**Exercise aim:**
Gather all lines in the data that hold the string "SDTVAR".
-- start of Entries --
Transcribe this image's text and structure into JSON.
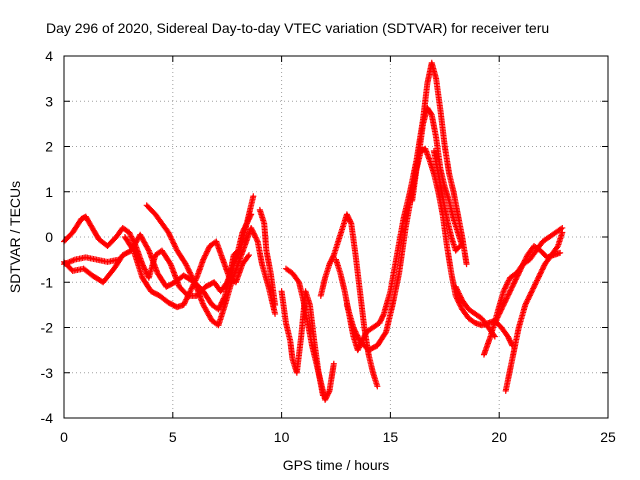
{
  "chart_data": {
    "type": "scatter",
    "title": "Day 296 of 2020, Sidereal Day-to-day VTEC variation (SDTVAR) for receiver teru",
    "xlabel": "GPS time / hours",
    "ylabel": "SDTVAR / TECUs",
    "xlim": [
      0,
      25
    ],
    "ylim": [
      -4,
      4
    ],
    "xticks": [
      "0",
      "5",
      "10",
      "15",
      "20",
      "25"
    ],
    "yticks": [
      "-4",
      "-3",
      "-2",
      "-1",
      "0",
      "1",
      "2",
      "3",
      "4"
    ],
    "grid": true,
    "marker": "+",
    "series_color": "#ff0000",
    "series": [
      {
        "name": "s1",
        "points": [
          [
            0,
            -0.1
          ],
          [
            0.4,
            0.1
          ],
          [
            0.8,
            0.4
          ],
          [
            1.0,
            0.45
          ],
          [
            1.3,
            0.2
          ],
          [
            1.6,
            -0.05
          ],
          [
            2.0,
            -0.2
          ],
          [
            2.4,
            0.0
          ],
          [
            2.7,
            0.2
          ],
          [
            3.0,
            0.1
          ],
          [
            3.3,
            -0.2
          ],
          [
            3.6,
            -0.6
          ],
          [
            3.9,
            -0.9
          ],
          [
            4.2,
            -0.4
          ],
          [
            4.5,
            -0.3
          ],
          [
            4.9,
            -0.6
          ],
          [
            5.3,
            -1.1
          ],
          [
            5.7,
            -1.3
          ],
          [
            6.1,
            -1.3
          ],
          [
            6.5,
            -1.1
          ],
          [
            6.9,
            -1.0
          ],
          [
            7.2,
            -1.2
          ],
          [
            7.5,
            -1.0
          ],
          [
            7.8,
            -0.6
          ],
          [
            8.1,
            -0.3
          ],
          [
            8.4,
            0.3
          ],
          [
            8.7,
            0.9
          ]
        ]
      },
      {
        "name": "s2",
        "points": [
          [
            0,
            -0.6
          ],
          [
            0.5,
            -0.5
          ],
          [
            1.0,
            -0.45
          ],
          [
            1.5,
            -0.5
          ],
          [
            2.0,
            -0.55
          ],
          [
            2.5,
            -0.5
          ]
        ]
      },
      {
        "name": "s3",
        "points": [
          [
            0,
            -0.55
          ],
          [
            0.4,
            -0.75
          ],
          [
            0.9,
            -0.7
          ],
          [
            1.3,
            -0.85
          ],
          [
            1.8,
            -1.0
          ],
          [
            2.3,
            -0.7
          ],
          [
            2.7,
            -0.4
          ],
          [
            3.1,
            -0.3
          ],
          [
            3.5,
            0.05
          ],
          [
            3.9,
            -0.3
          ],
          [
            4.3,
            -0.8
          ],
          [
            4.7,
            -1.1
          ],
          [
            5.1,
            -1.0
          ],
          [
            5.5,
            -0.85
          ],
          [
            6.0,
            -1.0
          ],
          [
            6.4,
            -1.2
          ],
          [
            6.8,
            -1.5
          ],
          [
            7.1,
            -1.6
          ],
          [
            7.4,
            -1.3
          ],
          [
            7.6,
            -0.9
          ],
          [
            7.8,
            -0.4
          ],
          [
            8.0,
            -0.3
          ],
          [
            8.2,
            0.1
          ],
          [
            8.4,
            0.3
          ],
          [
            8.6,
            0.5
          ]
        ]
      },
      {
        "name": "s4",
        "points": [
          [
            3.8,
            0.7
          ],
          [
            4.2,
            0.5
          ],
          [
            4.5,
            0.3
          ],
          [
            4.8,
            0.1
          ],
          [
            5.2,
            -0.3
          ],
          [
            5.6,
            -0.6
          ],
          [
            6.0,
            -1.0
          ],
          [
            6.4,
            -1.5
          ],
          [
            6.8,
            -1.85
          ],
          [
            7.1,
            -1.95
          ],
          [
            7.4,
            -1.5
          ],
          [
            7.7,
            -1.0
          ],
          [
            8.0,
            -0.6
          ],
          [
            8.3,
            -0.2
          ],
          [
            8.6,
            0.2
          ],
          [
            8.9,
            -0.1
          ],
          [
            9.1,
            -0.6
          ],
          [
            9.4,
            -1.1
          ],
          [
            9.7,
            -1.7
          ]
        ]
      },
      {
        "name": "s5",
        "points": [
          [
            2.8,
            0.0
          ],
          [
            3.2,
            -0.3
          ],
          [
            3.6,
            -0.9
          ],
          [
            4.0,
            -1.2
          ],
          [
            4.4,
            -1.3
          ],
          [
            4.8,
            -1.45
          ],
          [
            5.2,
            -1.55
          ],
          [
            5.5,
            -1.5
          ],
          [
            5.8,
            -1.2
          ],
          [
            6.1,
            -0.9
          ],
          [
            6.4,
            -0.5
          ],
          [
            6.7,
            -0.2
          ],
          [
            7.0,
            -0.1
          ],
          [
            7.3,
            -0.5
          ],
          [
            7.6,
            -0.9
          ],
          [
            7.9,
            -1.0
          ],
          [
            8.2,
            -0.6
          ],
          [
            8.5,
            -0.4
          ]
        ]
      },
      {
        "name": "s6",
        "points": [
          [
            9.0,
            0.6
          ],
          [
            9.2,
            0.3
          ],
          [
            9.3,
            -0.3
          ],
          [
            9.5,
            -0.8
          ],
          [
            9.7,
            -1.5
          ]
        ]
      },
      {
        "name": "s7",
        "points": [
          [
            10.0,
            -1.2
          ],
          [
            10.2,
            -1.9
          ],
          [
            10.4,
            -2.3
          ],
          [
            10.5,
            -2.7
          ],
          [
            10.7,
            -3.0
          ],
          [
            10.9,
            -2.2
          ],
          [
            11.1,
            -1.2
          ],
          [
            11.3,
            -1.5
          ],
          [
            11.5,
            -2.3
          ],
          [
            11.7,
            -3.0
          ],
          [
            11.9,
            -3.5
          ]
        ]
      },
      {
        "name": "s8",
        "points": [
          [
            10.2,
            -0.7
          ],
          [
            10.5,
            -0.8
          ],
          [
            10.8,
            -1.0
          ],
          [
            11.0,
            -1.4
          ],
          [
            11.2,
            -1.9
          ],
          [
            11.4,
            -2.4
          ],
          [
            11.6,
            -2.8
          ],
          [
            11.8,
            -3.2
          ],
          [
            12.0,
            -3.6
          ],
          [
            12.2,
            -3.4
          ],
          [
            12.4,
            -2.8
          ]
        ]
      },
      {
        "name": "s9",
        "points": [
          [
            11.8,
            -1.3
          ],
          [
            12.0,
            -0.9
          ],
          [
            12.2,
            -0.6
          ],
          [
            12.4,
            -0.4
          ],
          [
            12.6,
            -0.1
          ],
          [
            12.8,
            0.2
          ],
          [
            13.0,
            0.5
          ],
          [
            13.2,
            0.3
          ],
          [
            13.4,
            -0.4
          ],
          [
            13.6,
            -1.2
          ],
          [
            13.8,
            -2.0
          ],
          [
            14.0,
            -2.6
          ],
          [
            14.2,
            -3.0
          ],
          [
            14.4,
            -3.3
          ]
        ]
      },
      {
        "name": "s10",
        "points": [
          [
            12.5,
            -0.5
          ],
          [
            12.7,
            -0.8
          ],
          [
            12.9,
            -1.2
          ],
          [
            13.1,
            -1.7
          ],
          [
            13.3,
            -2.2
          ],
          [
            13.5,
            -2.5
          ],
          [
            13.7,
            -2.3
          ],
          [
            13.9,
            -2.1
          ],
          [
            14.2,
            -2.0
          ],
          [
            14.5,
            -1.9
          ],
          [
            14.7,
            -1.7
          ],
          [
            15.0,
            -1.2
          ],
          [
            15.3,
            -0.4
          ],
          [
            15.6,
            0.4
          ],
          [
            15.9,
            1.0
          ],
          [
            16.2,
            1.7
          ],
          [
            16.5,
            2.6
          ],
          [
            16.7,
            3.4
          ],
          [
            16.9,
            3.85
          ],
          [
            17.1,
            3.5
          ],
          [
            17.3,
            2.8
          ],
          [
            17.5,
            2.0
          ],
          [
            17.7,
            1.4
          ],
          [
            17.9,
            1.0
          ],
          [
            18.1,
            0.5
          ],
          [
            18.3,
            0.0
          ],
          [
            18.5,
            -0.6
          ]
        ]
      },
      {
        "name": "s11",
        "points": [
          [
            13.0,
            -1.5
          ],
          [
            13.3,
            -2.0
          ],
          [
            13.6,
            -2.3
          ],
          [
            14.0,
            -2.5
          ],
          [
            14.4,
            -2.4
          ],
          [
            14.8,
            -2.1
          ],
          [
            15.1,
            -1.5
          ],
          [
            15.4,
            -0.8
          ],
          [
            15.7,
            0.2
          ],
          [
            16.0,
            1.0
          ],
          [
            16.3,
            1.8
          ],
          [
            16.5,
            2.5
          ],
          [
            16.7,
            2.85
          ],
          [
            16.9,
            2.7
          ],
          [
            17.1,
            2.2
          ],
          [
            17.3,
            1.5
          ],
          [
            17.5,
            1.1
          ],
          [
            17.7,
            0.8
          ],
          [
            17.9,
            0.4
          ],
          [
            18.1,
            0.1
          ],
          [
            18.3,
            -0.2
          ]
        ]
      },
      {
        "name": "s12",
        "points": [
          [
            16.0,
            0.8
          ],
          [
            16.2,
            1.5
          ],
          [
            16.4,
            1.9
          ],
          [
            16.6,
            1.95
          ],
          [
            16.8,
            1.7
          ],
          [
            17.0,
            1.4
          ],
          [
            17.2,
            1.0
          ],
          [
            17.4,
            0.5
          ],
          [
            17.6,
            -0.2
          ],
          [
            17.8,
            -0.8
          ],
          [
            18.0,
            -1.3
          ],
          [
            18.3,
            -1.6
          ],
          [
            18.6,
            -1.8
          ],
          [
            18.9,
            -1.9
          ],
          [
            19.2,
            -1.95
          ],
          [
            19.5,
            -1.9
          ],
          [
            19.8,
            -1.85
          ],
          [
            20.1,
            -2.0
          ],
          [
            20.4,
            -2.2
          ],
          [
            20.6,
            -2.4
          ]
        ]
      },
      {
        "name": "s13",
        "points": [
          [
            17.0,
            1.9
          ],
          [
            17.2,
            1.4
          ],
          [
            17.4,
            0.9
          ],
          [
            17.6,
            0.4
          ],
          [
            17.8,
            0.0
          ],
          [
            18.0,
            -0.3
          ],
          [
            18.2,
            -0.2
          ]
        ]
      },
      {
        "name": "s14",
        "points": [
          [
            18.0,
            -1.1
          ],
          [
            18.3,
            -1.4
          ],
          [
            18.6,
            -1.6
          ],
          [
            18.9,
            -1.7
          ],
          [
            19.2,
            -1.8
          ],
          [
            19.5,
            -2.0
          ],
          [
            19.8,
            -2.2
          ]
        ]
      },
      {
        "name": "s15",
        "points": [
          [
            19.3,
            -2.6
          ],
          [
            19.6,
            -2.2
          ],
          [
            19.9,
            -1.7
          ],
          [
            20.2,
            -1.2
          ],
          [
            20.5,
            -0.9
          ],
          [
            20.8,
            -0.8
          ],
          [
            21.1,
            -0.6
          ],
          [
            21.4,
            -0.5
          ],
          [
            21.7,
            -0.3
          ],
          [
            22.0,
            -0.1
          ],
          [
            22.3,
            0.0
          ],
          [
            22.6,
            0.1
          ],
          [
            22.9,
            0.2
          ]
        ]
      },
      {
        "name": "s16",
        "points": [
          [
            20.3,
            -3.4
          ],
          [
            20.6,
            -2.7
          ],
          [
            20.9,
            -2.0
          ],
          [
            21.2,
            -1.5
          ],
          [
            21.5,
            -1.2
          ],
          [
            21.8,
            -0.9
          ],
          [
            22.1,
            -0.6
          ],
          [
            22.4,
            -0.4
          ],
          [
            22.7,
            -0.2
          ],
          [
            22.9,
            0.1
          ]
        ]
      },
      {
        "name": "s17",
        "points": [
          [
            19.8,
            -1.9
          ],
          [
            20.1,
            -1.6
          ],
          [
            20.4,
            -1.3
          ],
          [
            20.7,
            -1.0
          ],
          [
            21.0,
            -0.7
          ],
          [
            21.3,
            -0.4
          ],
          [
            21.6,
            -0.2
          ],
          [
            21.9,
            -0.3
          ],
          [
            22.2,
            -0.45
          ],
          [
            22.5,
            -0.4
          ],
          [
            22.8,
            -0.35
          ]
        ]
      }
    ]
  }
}
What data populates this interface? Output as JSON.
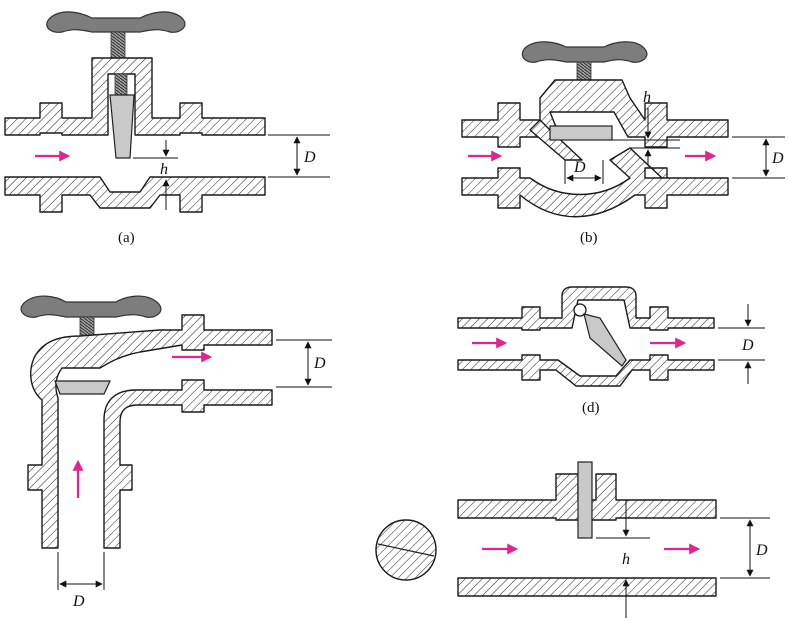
{
  "panels": {
    "a": {
      "caption": "(a)",
      "dim_d": "D",
      "dim_h": "h"
    },
    "b": {
      "caption": "(b)",
      "dim_d": "D",
      "dim_h": "h",
      "dim_inner_d": "D"
    },
    "c": {
      "dim_d_right": "D",
      "dim_d_bottom": "D"
    },
    "d": {
      "caption": "(d)",
      "dim_d": "D"
    },
    "e": {
      "dim_d": "D",
      "dim_h": "h"
    }
  },
  "colors": {
    "flow_arrow": "#e0258f",
    "handle": "#7d7d7d",
    "disc": "#c9c9c9"
  }
}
-- end of Entries --
**Task output:**
    "title": "Day 296 of 2020, Sidereal Day-to-day VTEC variation (SDTVAR) for receiver teru",
    "ylabel": "SDTVAR / TECUs",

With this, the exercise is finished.